What you need to do:
Omit the pictures and return every entry exactly as written.

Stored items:
"""
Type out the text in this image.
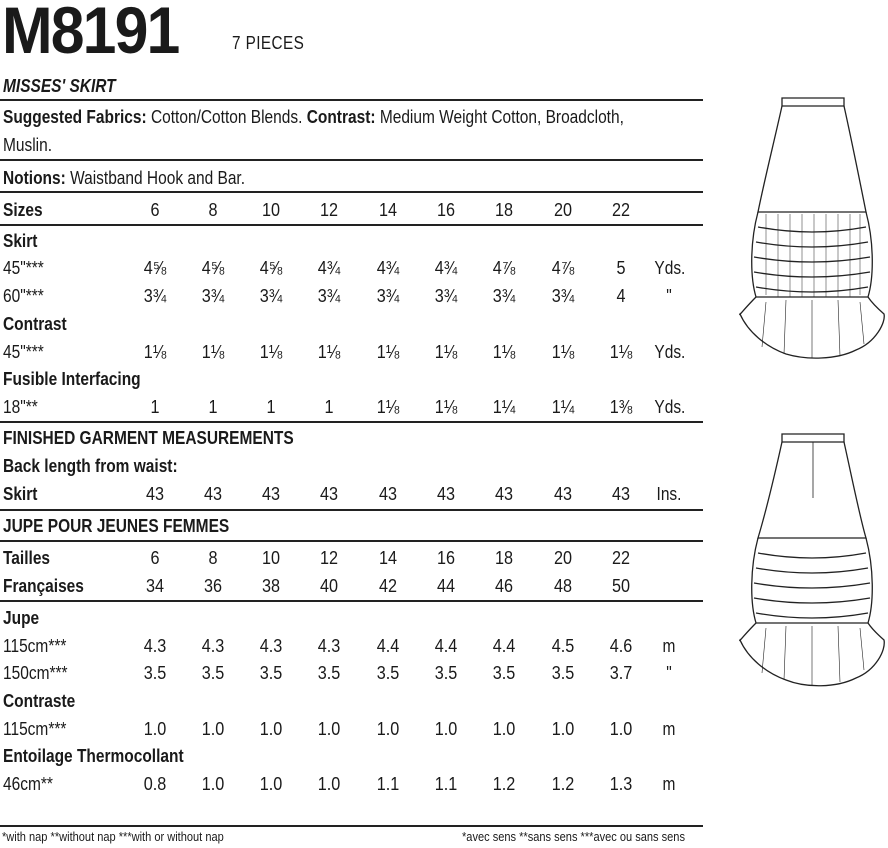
M8191	7 PIECES
MISSES' SKIRT
Suggested Fabrics: Cotton/Cotton Blends. Contrast: Medium Weight Cotton, Broadcloth,
Muslin.
Notions: Waistband Hook and Bar.
Sizes	6	8	10	12	14	16	18	20	22
Skirt
45"***	4⅝	4⅝	4⅝	4¾	4¾	4¾	4⅞	4⅞	5	Yds.
60"***	3¾	3¾	3¾	3¾	3¾	3¾	3¾	3¾	4	"
Contrast
45"***	1⅛	1⅛	1⅛	1⅛	1⅛	1⅛	1⅛	1⅛	1⅛	Yds.
Fusible Interfacing
18"**	1	1	1	1	1⅛	1⅛	1¼	1¼	1⅜	Yds.
FINISHED GARMENT MEASUREMENTS
Back length from waist:
Skirt	43	43	43	43	43	43	43	43	43	Ins.
JUPE POUR JEUNES FEMMES
Tailles	6	8	10	12	14	16	18	20	22
Françaises	34	36	38	40	42	44	46	48	50
Jupe
115cm***	4.3	4.3	4.3	4.3	4.4	4.4	4.4	4.5	4.6	m
150cm***	3.5	3.5	3.5	3.5	3.5	3.5	3.5	3.5	3.7	"
Contraste
115cm***	1.0	1.0	1.0	1.0	1.0	1.0	1.0	1.0	1.0	m
Entoilage Thermocollant
46cm**	0.8	1.0	1.0	1.0	1.1	1.1	1.2	1.2	1.3	m
*with nap **without nap ***with or without nap	*avec sens **sans sens ***avec ou sans sens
"""
Finished answer:
Type out the text in this image.
M8191	7 PIECES
MISSES' SKIRT
Suggested Fabrics: Cotton/Cotton Blends. Contrast: Medium Weight Cotton, Broadcloth,
Muslin.
Notions: Waistband Hook and Bar.
Sizes	6	8	10	12	14	16	18	20	22
Skirt
45"***	4⅝	4⅝	4⅝	4¾	4¾	4¾	4⅞	4⅞	5	Yds.
60"***	3¾	3¾	3¾	3¾	3¾	3¾	3¾	3¾	4	"
Contrast
45"***	1⅛	1⅛	1⅛	1⅛	1⅛	1⅛	1⅛	1⅛	1⅛	Yds.
Fusible Interfacing
18"**	1	1	1	1	1⅛	1⅛	1¼	1¼	1⅜	Yds.
FINISHED GARMENT MEASUREMENTS
Back length from waist:
Skirt	43	43	43	43	43	43	43	43	43	Ins.
JUPE POUR JEUNES FEMMES
Tailles	6	8	10	12	14	16	18	20	22
Françaises	34	36	38	40	42	44	46	48	50
Jupe
115cm***	4.3	4.3	4.3	4.3	4.4	4.4	4.4	4.5	4.6	m
150cm***	3.5	3.5	3.5	3.5	3.5	3.5	3.5	3.5	3.7	"
Contraste
115cm***	1.0	1.0	1.0	1.0	1.0	1.0	1.0	1.0	1.0	m
Entoilage Thermocollant
46cm**	0.8	1.0	1.0	1.0	1.1	1.1	1.2	1.2	1.3	m
*with nap **without nap ***with or without nap	*avec sens **sans sens ***avec ou sans sens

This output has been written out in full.